__Brano scelto__
---+---
Come appena accennato, il nuovo Regolamento UE sullo sconfinamento dei debiti bancari prevede soglie di rilevanza più stringenti. Infatti i debiti sono considerati deteriorati (default), se sussiste almeno una delle condizioni che seguono:
- l’istituto di credito ritiene improbabile che il debitore adempia alla sua obbligazione, senza specifiche azioni come l’escussione delle garanzie (detto criterio era comunque già operativo);
- il debitore è in arretrato da più di 90 giorni – per le PA 180 giorni – nel pagamento di una obbligazione che abbia rilievo finanziario. Quest’ultimo sussiste se è in gioco un debito scaduto che oltrepassi 100 euro per le esposizioni al dettaglio; 500 euro per le esposizioni diverse (soglia assoluta); oppure l’1% dell’esposizione complessiva nei confronti di una controparte (soglia relativa).
In buona sostanza, con la nuova normativa sullo sconfinamento bancario, aumentano significativamente i rischi, per il cliente-debitore, di essere classificato in stato di default.
---+---
__Record da usare__

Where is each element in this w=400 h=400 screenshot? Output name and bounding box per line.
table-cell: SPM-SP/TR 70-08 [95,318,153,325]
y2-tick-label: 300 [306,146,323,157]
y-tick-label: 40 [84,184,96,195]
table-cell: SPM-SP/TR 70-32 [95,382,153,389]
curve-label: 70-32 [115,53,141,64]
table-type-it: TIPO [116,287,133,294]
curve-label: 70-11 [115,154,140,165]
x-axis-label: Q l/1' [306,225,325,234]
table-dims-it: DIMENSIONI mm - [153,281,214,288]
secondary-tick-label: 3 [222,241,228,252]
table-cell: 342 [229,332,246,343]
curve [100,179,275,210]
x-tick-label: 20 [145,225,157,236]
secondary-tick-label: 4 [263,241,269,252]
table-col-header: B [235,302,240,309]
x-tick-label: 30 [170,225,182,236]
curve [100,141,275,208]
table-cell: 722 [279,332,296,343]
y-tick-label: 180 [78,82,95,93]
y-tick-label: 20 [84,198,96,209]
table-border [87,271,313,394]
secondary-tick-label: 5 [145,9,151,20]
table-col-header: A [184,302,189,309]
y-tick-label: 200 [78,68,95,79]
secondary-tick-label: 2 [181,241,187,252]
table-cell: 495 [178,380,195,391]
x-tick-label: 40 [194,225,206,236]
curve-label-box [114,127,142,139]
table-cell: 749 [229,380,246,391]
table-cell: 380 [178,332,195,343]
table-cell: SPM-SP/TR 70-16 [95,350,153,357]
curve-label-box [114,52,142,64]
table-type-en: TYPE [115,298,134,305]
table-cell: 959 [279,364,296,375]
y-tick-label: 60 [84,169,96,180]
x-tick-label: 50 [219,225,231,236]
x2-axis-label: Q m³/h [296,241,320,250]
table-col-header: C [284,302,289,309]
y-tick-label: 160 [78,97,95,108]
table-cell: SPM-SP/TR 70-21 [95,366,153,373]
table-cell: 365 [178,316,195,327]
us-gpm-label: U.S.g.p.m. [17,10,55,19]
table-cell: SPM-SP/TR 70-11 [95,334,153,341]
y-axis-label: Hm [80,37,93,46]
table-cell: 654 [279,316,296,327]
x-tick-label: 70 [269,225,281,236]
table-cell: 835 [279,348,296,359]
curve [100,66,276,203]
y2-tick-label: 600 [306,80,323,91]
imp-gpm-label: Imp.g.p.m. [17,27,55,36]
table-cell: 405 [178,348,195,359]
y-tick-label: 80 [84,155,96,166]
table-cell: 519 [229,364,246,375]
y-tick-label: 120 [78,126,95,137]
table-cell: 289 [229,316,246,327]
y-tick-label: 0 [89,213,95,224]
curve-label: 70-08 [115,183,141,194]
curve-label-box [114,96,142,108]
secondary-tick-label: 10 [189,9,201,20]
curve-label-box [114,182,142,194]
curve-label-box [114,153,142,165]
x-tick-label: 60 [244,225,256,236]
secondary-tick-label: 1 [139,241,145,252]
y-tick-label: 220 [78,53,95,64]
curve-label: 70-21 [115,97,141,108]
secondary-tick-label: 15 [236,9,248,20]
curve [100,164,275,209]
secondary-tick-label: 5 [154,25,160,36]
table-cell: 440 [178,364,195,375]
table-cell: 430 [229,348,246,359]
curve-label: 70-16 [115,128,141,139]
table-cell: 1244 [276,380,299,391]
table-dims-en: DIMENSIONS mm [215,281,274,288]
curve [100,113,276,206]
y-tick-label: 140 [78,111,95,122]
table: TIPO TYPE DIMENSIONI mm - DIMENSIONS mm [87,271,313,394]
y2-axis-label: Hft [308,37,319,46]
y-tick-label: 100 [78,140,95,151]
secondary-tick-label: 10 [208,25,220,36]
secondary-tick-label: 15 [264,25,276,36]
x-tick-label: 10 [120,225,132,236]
---+---
__Compiti da svolgere__
[1] Ricopia dal brano sullo sconfinamento bancario tutto ciò che va da "Come appena accennato, il" giù fino a "controparte (soglia relativa).".
[2] Ripeti parola per parola i record, dall'inizio giù fino alla riga che contiene "secondary-tick-label: 2 [181,241,187,252]", estremi compresi.
I record non hanno alcun legame con il brano.

__Le risposte__
[1]
Come appena accennato, il nuovo Regolamento UE sullo sconfinamento dei debiti bancari prevede soglie di rilevanza più stringenti. Infatti i debiti sono considerati deteriorati (default), se sussiste almeno una delle condizioni che seguono:
- l’istituto di credito ritiene improbabile che il debitore adempia alla sua obbligazione, senza specifiche azioni come l’escussione delle garanzie (detto criterio era comunque già operativo);
- il debitore è in arretrato da più di 90 giorni – per le PA 180 giorni – nel pagamento di una obbligazione che abbia rilievo finanziario. Quest’ultimo sussiste se è in gioco un debito scaduto che oltrepassi 100 euro per le esposizioni al dettaglio; 500 euro per le esposizioni diverse (soglia assoluta); oppure l’1% dell’esposizione complessiva nei confronti di una controparte (soglia relativa).

[2]
Where is each element in this w=400 h=400 screenshot? Output name and bounding box per line.
table-cell: SPM-SP/TR 70-08 [95,318,153,325]
y2-tick-label: 300 [306,146,323,157]
y-tick-label: 40 [84,184,96,195]
table-cell: SPM-SP/TR 70-32 [95,382,153,389]
curve-label: 70-32 [115,53,141,64]
table-type-it: TIPO [116,287,133,294]
curve-label: 70-11 [115,154,140,165]
x-axis-label: Q l/1' [306,225,325,234]
table-dims-it: DIMENSIONI mm - [153,281,214,288]
secondary-tick-label: 3 [222,241,228,252]
table-cell: 342 [229,332,246,343]
curve [100,179,275,210]
x-tick-label: 20 [145,225,157,236]
secondary-tick-label: 4 [263,241,269,252]
table-col-header: B [235,302,240,309]
x-tick-label: 30 [170,225,182,236]
curve [100,141,275,208]
table-cell: 722 [279,332,296,343]
y-tick-label: 180 [78,82,95,93]
y-tick-label: 20 [84,198,96,209]
table-border [87,271,313,394]
secondary-tick-label: 5 [145,9,151,20]
table-col-header: A [184,302,189,309]
y-tick-label: 200 [78,68,95,79]
secondary-tick-label: 2 [181,241,187,252]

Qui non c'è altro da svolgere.